##### Material for this task

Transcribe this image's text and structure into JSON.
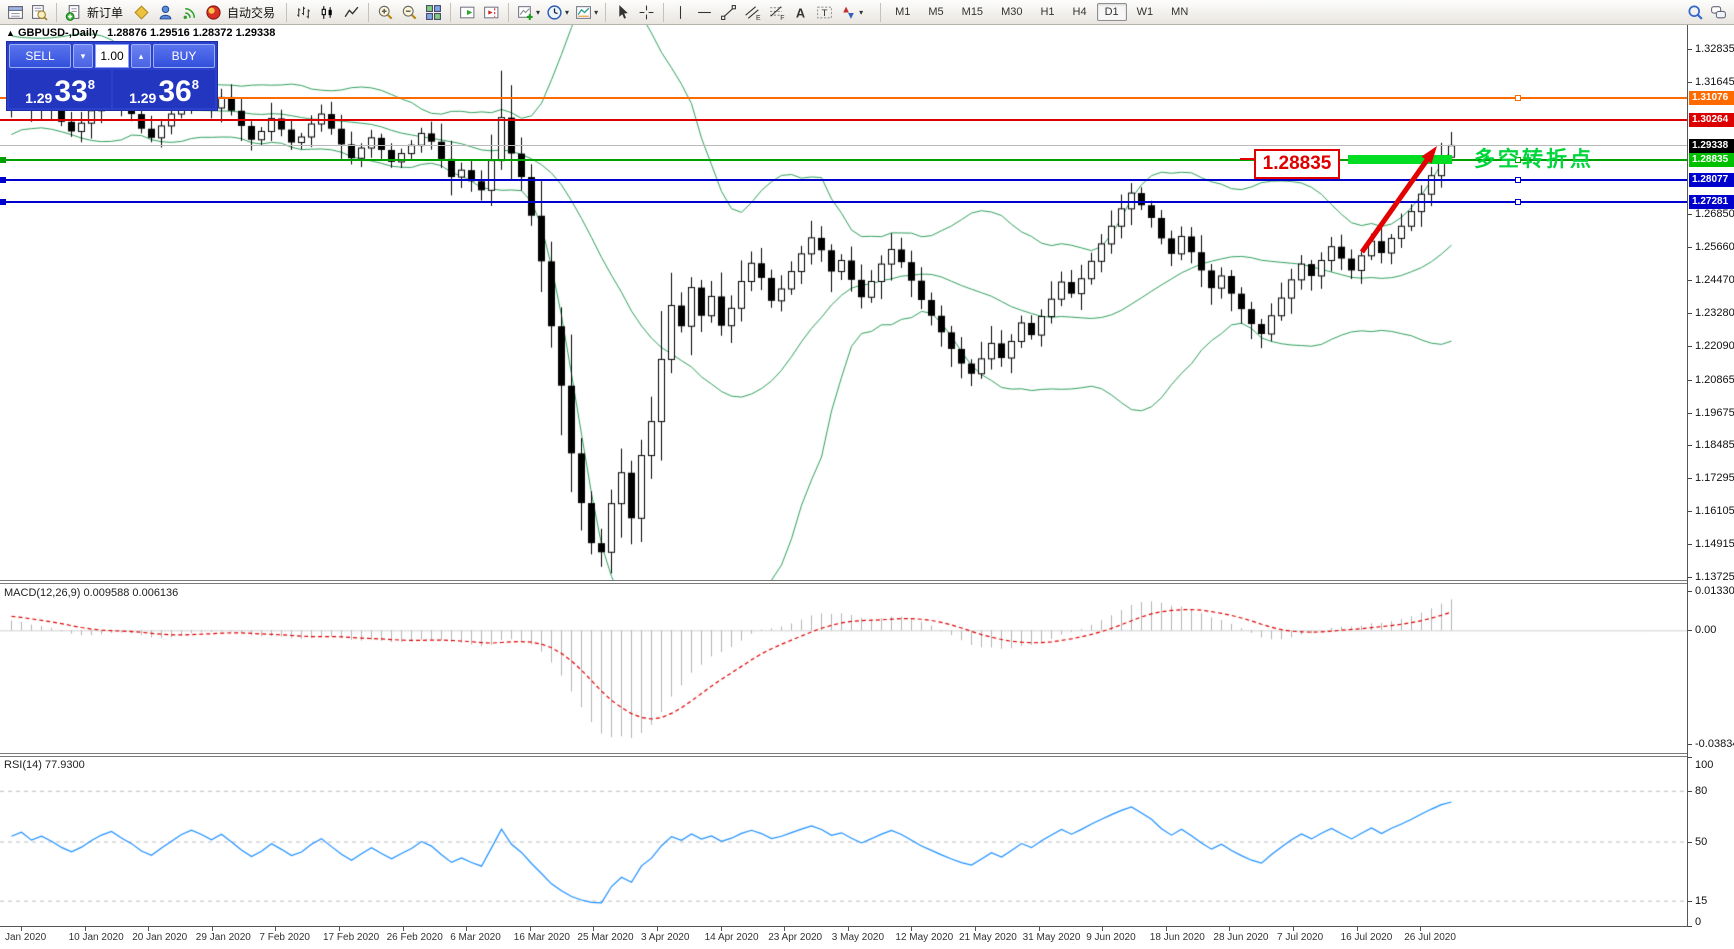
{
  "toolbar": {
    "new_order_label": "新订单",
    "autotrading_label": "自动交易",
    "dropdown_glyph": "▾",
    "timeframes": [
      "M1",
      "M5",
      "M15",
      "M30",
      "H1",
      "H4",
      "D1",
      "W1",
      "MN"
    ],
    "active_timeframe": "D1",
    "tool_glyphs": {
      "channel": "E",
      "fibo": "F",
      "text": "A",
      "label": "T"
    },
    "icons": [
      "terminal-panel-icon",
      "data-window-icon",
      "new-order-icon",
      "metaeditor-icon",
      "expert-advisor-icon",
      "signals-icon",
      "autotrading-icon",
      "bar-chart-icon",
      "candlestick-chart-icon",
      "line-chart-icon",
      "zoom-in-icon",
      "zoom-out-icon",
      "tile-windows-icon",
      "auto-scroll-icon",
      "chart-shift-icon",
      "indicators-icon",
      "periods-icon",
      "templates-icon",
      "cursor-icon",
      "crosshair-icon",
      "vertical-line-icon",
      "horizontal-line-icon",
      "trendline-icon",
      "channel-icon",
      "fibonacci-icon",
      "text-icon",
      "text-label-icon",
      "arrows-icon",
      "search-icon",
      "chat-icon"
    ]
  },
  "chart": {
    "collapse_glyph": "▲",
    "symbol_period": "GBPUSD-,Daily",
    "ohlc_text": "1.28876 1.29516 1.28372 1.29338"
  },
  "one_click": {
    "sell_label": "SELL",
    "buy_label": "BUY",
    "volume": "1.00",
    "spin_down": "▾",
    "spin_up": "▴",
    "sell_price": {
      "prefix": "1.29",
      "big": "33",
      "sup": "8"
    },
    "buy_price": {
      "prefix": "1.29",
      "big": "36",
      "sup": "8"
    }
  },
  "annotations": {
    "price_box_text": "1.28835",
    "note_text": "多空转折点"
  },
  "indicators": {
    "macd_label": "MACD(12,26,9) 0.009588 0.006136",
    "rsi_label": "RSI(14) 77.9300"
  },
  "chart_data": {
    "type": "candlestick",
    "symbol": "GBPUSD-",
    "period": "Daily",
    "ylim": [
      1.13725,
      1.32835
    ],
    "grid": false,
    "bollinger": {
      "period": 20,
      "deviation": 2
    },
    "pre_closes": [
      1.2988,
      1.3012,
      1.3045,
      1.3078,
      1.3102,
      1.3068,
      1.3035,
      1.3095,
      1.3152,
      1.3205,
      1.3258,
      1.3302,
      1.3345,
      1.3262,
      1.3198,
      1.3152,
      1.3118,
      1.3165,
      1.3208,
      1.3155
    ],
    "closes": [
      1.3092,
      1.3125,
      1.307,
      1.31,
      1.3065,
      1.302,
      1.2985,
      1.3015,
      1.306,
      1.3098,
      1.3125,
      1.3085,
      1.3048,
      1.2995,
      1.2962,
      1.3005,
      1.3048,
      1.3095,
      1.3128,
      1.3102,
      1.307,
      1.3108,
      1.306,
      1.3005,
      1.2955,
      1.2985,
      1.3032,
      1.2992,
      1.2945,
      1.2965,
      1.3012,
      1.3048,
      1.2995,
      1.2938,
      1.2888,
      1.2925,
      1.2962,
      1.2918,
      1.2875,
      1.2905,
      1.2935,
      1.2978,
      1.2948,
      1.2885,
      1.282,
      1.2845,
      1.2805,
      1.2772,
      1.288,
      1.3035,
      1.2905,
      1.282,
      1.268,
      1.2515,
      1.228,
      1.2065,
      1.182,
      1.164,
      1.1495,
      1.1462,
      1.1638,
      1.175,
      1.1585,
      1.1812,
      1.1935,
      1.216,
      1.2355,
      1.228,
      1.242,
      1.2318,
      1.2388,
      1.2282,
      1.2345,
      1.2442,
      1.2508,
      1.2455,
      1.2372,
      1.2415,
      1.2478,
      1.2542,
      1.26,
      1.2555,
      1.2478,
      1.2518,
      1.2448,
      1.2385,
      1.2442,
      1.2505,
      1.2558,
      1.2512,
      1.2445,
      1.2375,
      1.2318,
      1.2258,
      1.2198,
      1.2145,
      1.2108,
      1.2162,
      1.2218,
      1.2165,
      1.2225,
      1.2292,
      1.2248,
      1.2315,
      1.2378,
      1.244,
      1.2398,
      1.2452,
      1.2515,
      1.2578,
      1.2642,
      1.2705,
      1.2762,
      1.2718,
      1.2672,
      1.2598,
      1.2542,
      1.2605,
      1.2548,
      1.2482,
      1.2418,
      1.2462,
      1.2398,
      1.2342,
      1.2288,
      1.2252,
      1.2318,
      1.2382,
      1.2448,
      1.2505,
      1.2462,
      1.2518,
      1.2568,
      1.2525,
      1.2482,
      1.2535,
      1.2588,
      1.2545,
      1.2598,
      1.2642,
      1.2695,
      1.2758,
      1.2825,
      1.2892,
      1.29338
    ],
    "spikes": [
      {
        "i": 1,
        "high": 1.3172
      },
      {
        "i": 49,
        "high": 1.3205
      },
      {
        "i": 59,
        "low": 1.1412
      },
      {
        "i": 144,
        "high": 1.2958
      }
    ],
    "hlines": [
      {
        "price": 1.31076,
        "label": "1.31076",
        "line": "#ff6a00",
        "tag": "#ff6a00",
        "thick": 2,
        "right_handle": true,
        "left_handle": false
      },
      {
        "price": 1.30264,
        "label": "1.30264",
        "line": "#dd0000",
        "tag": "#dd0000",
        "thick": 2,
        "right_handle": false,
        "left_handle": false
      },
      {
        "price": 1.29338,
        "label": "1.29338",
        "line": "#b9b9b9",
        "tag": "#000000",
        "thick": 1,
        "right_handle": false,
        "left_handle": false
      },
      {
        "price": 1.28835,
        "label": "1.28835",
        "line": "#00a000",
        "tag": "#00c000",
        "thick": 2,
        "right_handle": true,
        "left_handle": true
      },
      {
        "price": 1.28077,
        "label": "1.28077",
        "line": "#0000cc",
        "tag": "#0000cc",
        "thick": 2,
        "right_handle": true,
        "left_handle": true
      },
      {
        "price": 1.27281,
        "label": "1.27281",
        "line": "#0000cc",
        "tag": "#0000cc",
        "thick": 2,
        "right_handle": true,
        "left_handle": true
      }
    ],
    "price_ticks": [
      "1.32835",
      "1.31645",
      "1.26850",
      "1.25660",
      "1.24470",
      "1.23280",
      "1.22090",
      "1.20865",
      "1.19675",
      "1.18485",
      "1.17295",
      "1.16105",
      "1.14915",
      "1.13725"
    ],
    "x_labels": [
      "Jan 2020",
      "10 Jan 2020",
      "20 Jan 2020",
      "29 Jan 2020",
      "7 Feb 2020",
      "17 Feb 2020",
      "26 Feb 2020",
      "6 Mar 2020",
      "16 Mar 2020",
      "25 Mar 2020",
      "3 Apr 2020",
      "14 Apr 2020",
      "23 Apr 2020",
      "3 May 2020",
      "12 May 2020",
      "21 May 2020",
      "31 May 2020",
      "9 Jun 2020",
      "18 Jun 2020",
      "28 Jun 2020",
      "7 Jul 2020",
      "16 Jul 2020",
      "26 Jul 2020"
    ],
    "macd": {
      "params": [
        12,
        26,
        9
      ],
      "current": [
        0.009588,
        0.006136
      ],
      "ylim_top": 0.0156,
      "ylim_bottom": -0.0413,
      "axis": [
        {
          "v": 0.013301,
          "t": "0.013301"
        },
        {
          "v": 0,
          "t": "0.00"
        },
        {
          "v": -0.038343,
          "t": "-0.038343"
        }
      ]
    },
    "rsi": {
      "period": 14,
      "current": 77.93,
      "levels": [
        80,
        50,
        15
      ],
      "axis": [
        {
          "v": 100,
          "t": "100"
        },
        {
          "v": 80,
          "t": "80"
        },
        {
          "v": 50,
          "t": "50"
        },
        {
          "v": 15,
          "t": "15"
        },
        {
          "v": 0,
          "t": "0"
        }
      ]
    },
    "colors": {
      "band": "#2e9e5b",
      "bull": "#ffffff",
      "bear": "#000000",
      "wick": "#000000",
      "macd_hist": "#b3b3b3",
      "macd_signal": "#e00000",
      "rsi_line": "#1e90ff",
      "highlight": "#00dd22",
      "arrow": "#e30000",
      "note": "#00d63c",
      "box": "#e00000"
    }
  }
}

##########
##### Material for this task

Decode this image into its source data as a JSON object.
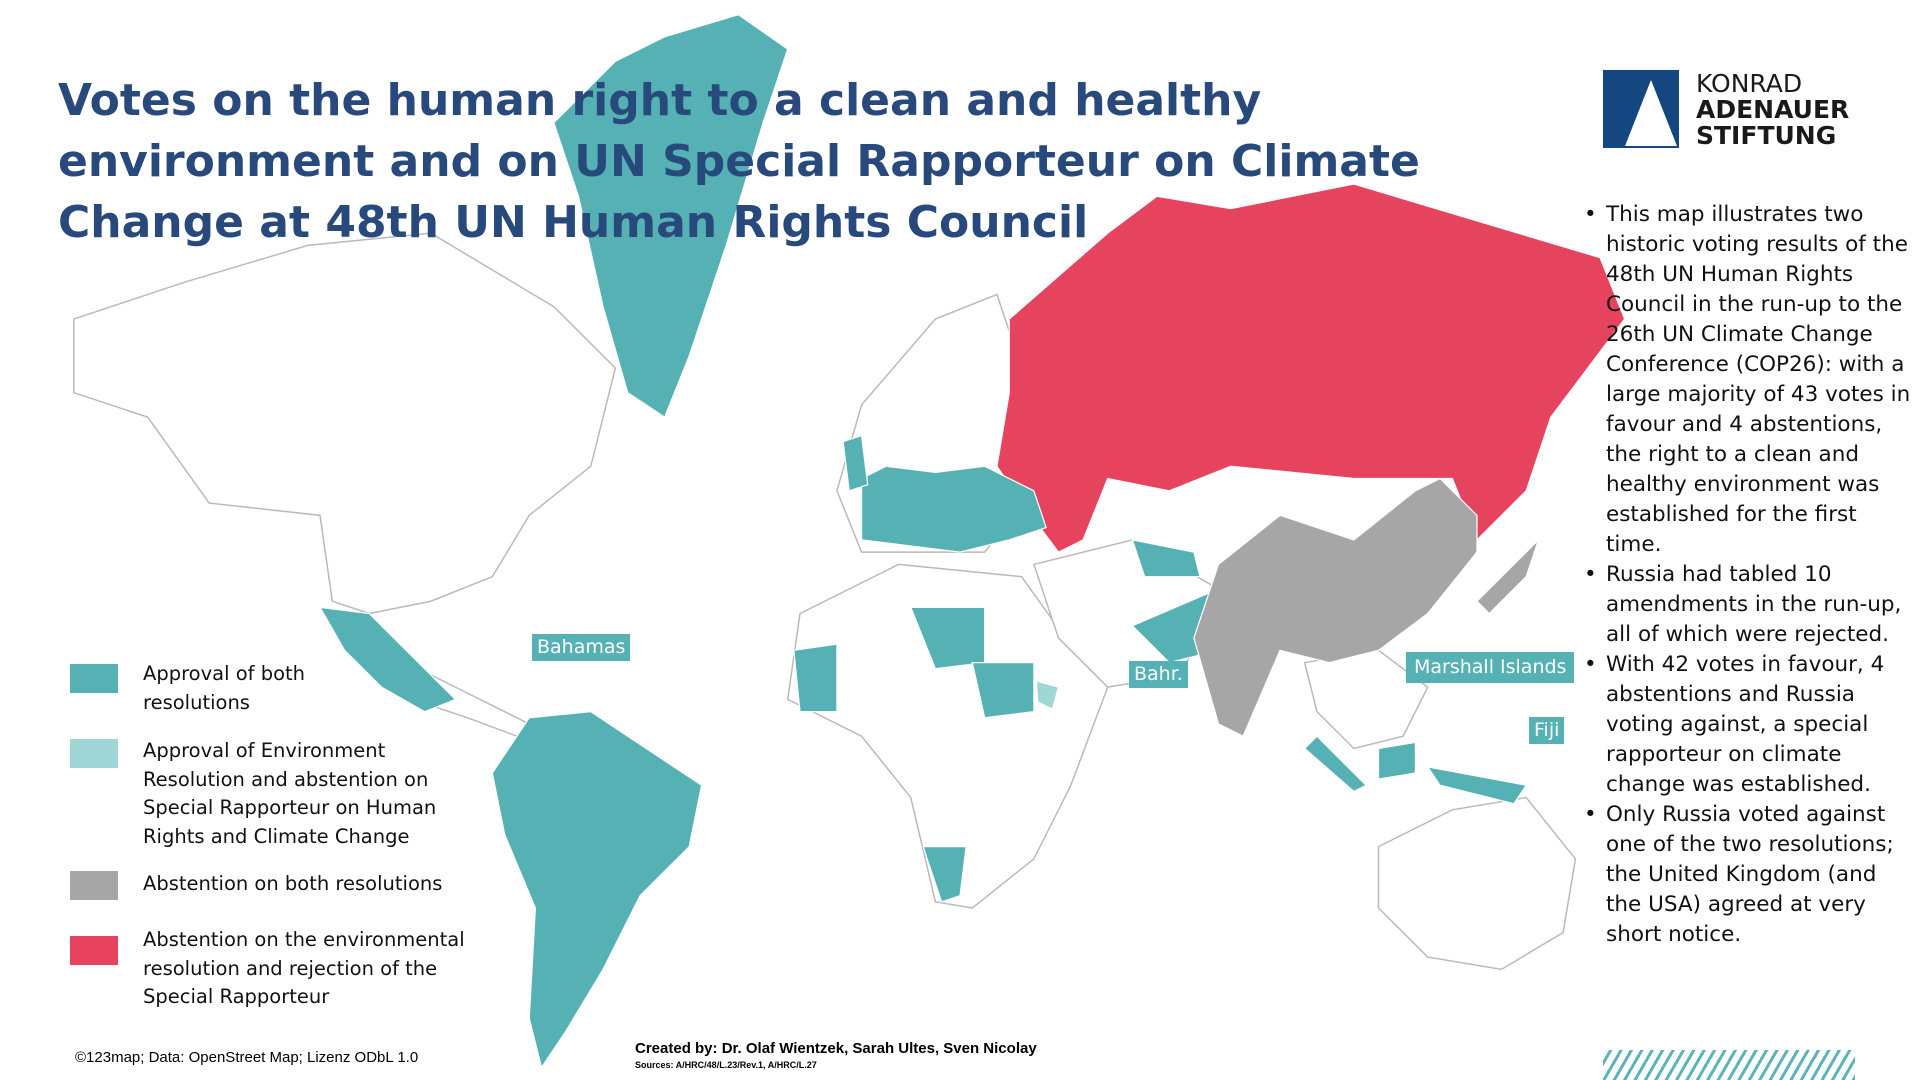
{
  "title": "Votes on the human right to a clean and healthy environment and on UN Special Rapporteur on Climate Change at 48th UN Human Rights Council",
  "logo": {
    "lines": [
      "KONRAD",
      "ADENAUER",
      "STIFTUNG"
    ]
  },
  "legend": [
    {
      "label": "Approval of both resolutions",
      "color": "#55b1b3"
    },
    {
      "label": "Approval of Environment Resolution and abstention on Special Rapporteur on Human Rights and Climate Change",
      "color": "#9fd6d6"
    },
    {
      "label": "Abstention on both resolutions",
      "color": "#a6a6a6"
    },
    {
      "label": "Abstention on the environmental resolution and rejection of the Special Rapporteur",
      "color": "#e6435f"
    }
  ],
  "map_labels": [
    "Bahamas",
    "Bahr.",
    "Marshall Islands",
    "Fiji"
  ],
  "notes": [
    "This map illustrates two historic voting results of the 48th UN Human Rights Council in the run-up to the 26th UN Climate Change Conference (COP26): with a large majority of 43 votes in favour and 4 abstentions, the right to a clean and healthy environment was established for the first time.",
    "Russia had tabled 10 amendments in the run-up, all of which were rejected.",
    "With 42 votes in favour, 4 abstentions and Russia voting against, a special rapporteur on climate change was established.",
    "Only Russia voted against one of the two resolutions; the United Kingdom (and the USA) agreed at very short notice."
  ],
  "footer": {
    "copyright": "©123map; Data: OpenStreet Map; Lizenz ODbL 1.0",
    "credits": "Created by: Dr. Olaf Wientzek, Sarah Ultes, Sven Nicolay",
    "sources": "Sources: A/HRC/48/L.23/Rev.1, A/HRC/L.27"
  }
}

##########

▶ **To be done**: Show every line in the records above that contains the word "both".

▶ **Full solution**:
      "label": "Approval of both resolutions",
      "label": "Abstention on both resolutions",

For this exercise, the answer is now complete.